## Records supplied

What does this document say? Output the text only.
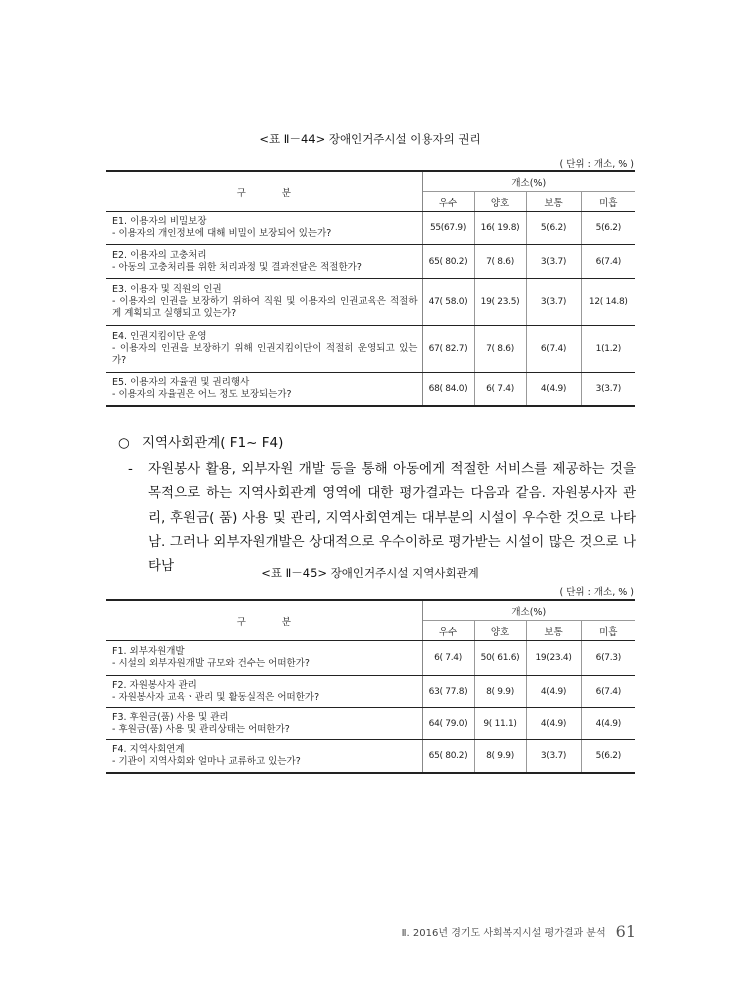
<표 Ⅱ－44> 장애인거주시설 이용자의 권리
( 단위 : 개소, % )
구분	개소(%)			
	우수	양호	보통	미흡

E1. 이용자의 비밀보장
- 이용자의 개인정보에 대해 비밀이 보장되어 있는가?	55(67.9)	16( 19.8)	5(6.2)	5(6.2)

E2. 이용자의 고충처리
- 아동의 고충처리를 위한 처리과정 및 결과전달은 적절한가?	65( 80.2)	7( 8.6)	3(3.7)	6(7.4)

E3. 이용자 및 직원의 인권
- 이용자의 인권을 보장하기 위하여 직원 및 이용자의 인권교육은 적절하게 계획되고 실행되고 있는가?	47( 58.0)	19( 23.5)	3(3.7)	12( 14.8)

E4. 인권지킴이단 운영
- 이용자의 인권을 보장하기 위해 인권지킴이단이 적절히 운영되고 있는가?	67( 82.7)	7( 8.6)	6(7.4)	1(1.2)

E5. 이용자의 자율권 및 권리행사
- 이용자의 자율권은 어느 정도 보장되는가?	68( 84.0)	6( 7.4)	4(4.9)	3(3.7)
○ 지역사회관계( F1~ F4)
- 자원봉사 활용, 외부자원 개발 등을 통해 아동에게 적절한 서비스를 제공하는 것을 목적으로 하는 지역사회관계 영역에 대한 평가결과는 다음과 같음. 자원봉사자 관리, 후원금( 품) 사용 및 관리, 지역사회연계는 대부분의 시설이 우수한 것으로 나타남. 그러나 외부자원개발은 상대적으로 우수이하로 평가받는 시설이 많은 것으로 나타남	<표 Ⅱ－45> 장애인거주시설 지역사회관계
( 단위 : 개소, % )
구분	개소(%)			
	우수	양호	보통	미흡

F1. 외부자원개발
- 시설의 외부자원개발 규모와 건수는 어떠한가?	6( 7.4)	50( 61.6)	19(23.4)	6(7.3)

F2. 자원봉사자 관리
- 자원봉사자 교육ㆍ관리 및 활동실적은 어떠한가?	63( 77.8)	8( 9.9)	4(4.9)	6(7.4)

F3. 후원금(품) 사용 및 관리
- 후원금(품) 사용 및 관리상태는 어떠한가?	64( 79.0)	9( 11.1)	4(4.9)	4(4.9)

F4. 지역사회연계
- 기관이 지역사회와 얼마나 교류하고 있는가?	65( 80.2)	8( 9.9)	3(3.7)	5(6.2)
Ⅱ. 2016년 경기도 사회복지시설 평가결과 분석 61
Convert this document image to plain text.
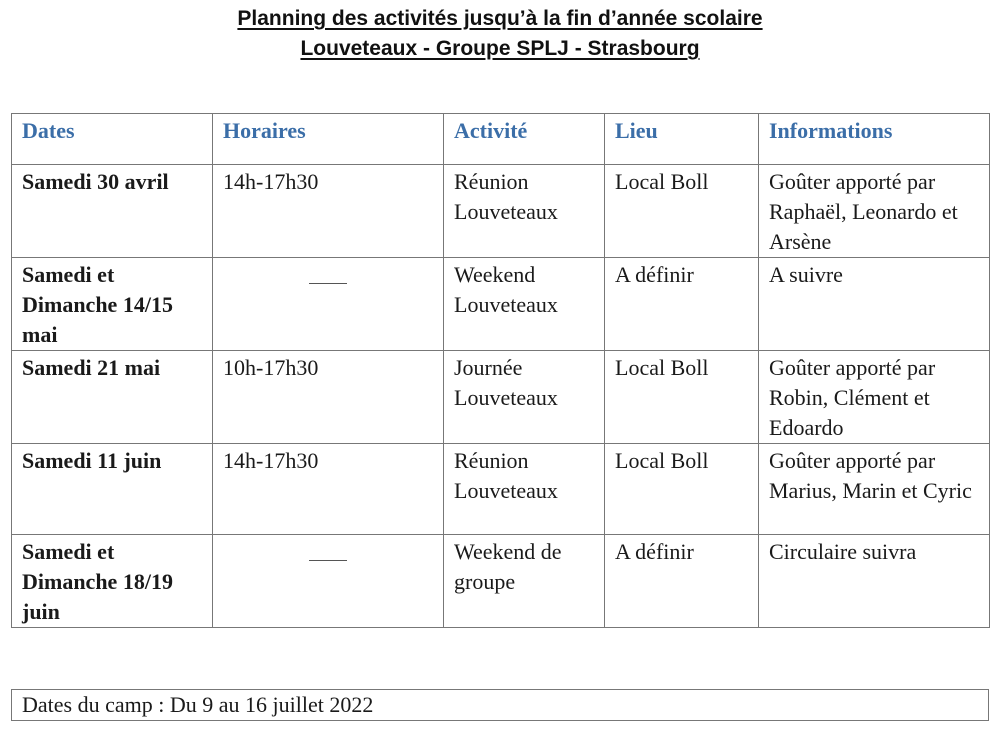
Planning des activités jusqu’à la fin d’année scolaire
Louveteaux - Groupe SPLJ - Strasbourg
Dates	Horaires	Activité	Lieu	Informations
Samedi 30 avril	14h-17h30	Réunion Louveteaux	Local Boll	Goûter apporté par Raphaël, Leonardo et Arsène
Samedi et Dimanche 14/15 mai		Weekend Louveteaux	A définir	A suivre
Samedi 21 mai	10h-17h30	Journée Louveteaux	Local Boll	Goûter apporté par Robin, Clément et Edoardo
Samedi 11 juin	14h-17h30	Réunion Louveteaux	Local Boll	Goûter apporté par Marius, Marin et Cyric
Samedi et Dimanche 18/19 juin		Weekend de groupe	A définir	Circulaire suivra
Dates du camp : Du 9 au 16 juillet 2022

## Required task
The records above are to be reproduced exactly; the pictures are to be left out.

## Correct answer
What does this document say? Output the text only.
<표 Ⅱ－44> 장애인거주시설 이용자의 권리
( 단위 : 개소, % )
구분	개소(%)			
	우수	양호	보통	미흡

E1. 이용자의 비밀보장
- 이용자의 개인정보에 대해 비밀이 보장되어 있는가?	55(67.9)	16( 19.8)	5(6.2)	5(6.2)

E2. 이용자의 고충처리
- 아동의 고충처리를 위한 처리과정 및 결과전달은 적절한가?	65( 80.2)	7( 8.6)	3(3.7)	6(7.4)

E3. 이용자 및 직원의 인권
- 이용자의 인권을 보장하기 위하여 직원 및 이용자의 인권교육은 적절하게 계획되고 실행되고 있는가?	47( 58.0)	19( 23.5)	3(3.7)	12( 14.8)

E4. 인권지킴이단 운영
- 이용자의 인권을 보장하기 위해 인권지킴이단이 적절히 운영되고 있는가?	67( 82.7)	7( 8.6)	6(7.4)	1(1.2)

E5. 이용자의 자율권 및 권리행사
- 이용자의 자율권은 어느 정도 보장되는가?	68( 84.0)	6( 7.4)	4(4.9)	3(3.7)
○ 지역사회관계( F1~ F4)
- 자원봉사 활용, 외부자원 개발 등을 통해 아동에게 적절한 서비스를 제공하는 것을 목적으로 하는 지역사회관계 영역에 대한 평가결과는 다음과 같음. 자원봉사자 관리, 후원금( 품) 사용 및 관리, 지역사회연계는 대부분의 시설이 우수한 것으로 나타남. 그러나 외부자원개발은 상대적으로 우수이하로 평가받는 시설이 많은 것으로 나타남	<표 Ⅱ－45> 장애인거주시설 지역사회관계
( 단위 : 개소, % )
구분	개소(%)			
	우수	양호	보통	미흡

F1. 외부자원개발
- 시설의 외부자원개발 규모와 건수는 어떠한가?	6( 7.4)	50( 61.6)	19(23.4)	6(7.3)

F2. 자원봉사자 관리
- 자원봉사자 교육ㆍ관리 및 활동실적은 어떠한가?	63( 77.8)	8( 9.9)	4(4.9)	6(7.4)

F3. 후원금(품) 사용 및 관리
- 후원금(품) 사용 및 관리상태는 어떠한가?	64( 79.0)	9( 11.1)	4(4.9)	4(4.9)

F4. 지역사회연계
- 기관이 지역사회와 얼마나 교류하고 있는가?	65( 80.2)	8( 9.9)	3(3.7)	5(6.2)
Ⅱ. 2016년 경기도 사회복지시설 평가결과 분석 61
Convert this document image to plain text.
Planning des activités jusqu’à la fin d’année scolaire
Louveteaux - Groupe SPLJ - Strasbourg
Dates	Horaires	Activité	Lieu	Informations
Samedi 30 avril	14h-17h30	Réunion Louveteaux	Local Boll	Goûter apporté par Raphaël, Leonardo et Arsène
Samedi et Dimanche 14/15 mai		Weekend Louveteaux	A définir	A suivre
Samedi 21 mai	10h-17h30	Journée Louveteaux	Local Boll	Goûter apporté par Robin, Clément et Edoardo
Samedi 11 juin	14h-17h30	Réunion Louveteaux	Local Boll	Goûter apporté par Marius, Marin et Cyric
Samedi et Dimanche 18/19 juin		Weekend de groupe	A définir	Circulaire suivra
Dates du camp : Du 9 au 16 juillet 2022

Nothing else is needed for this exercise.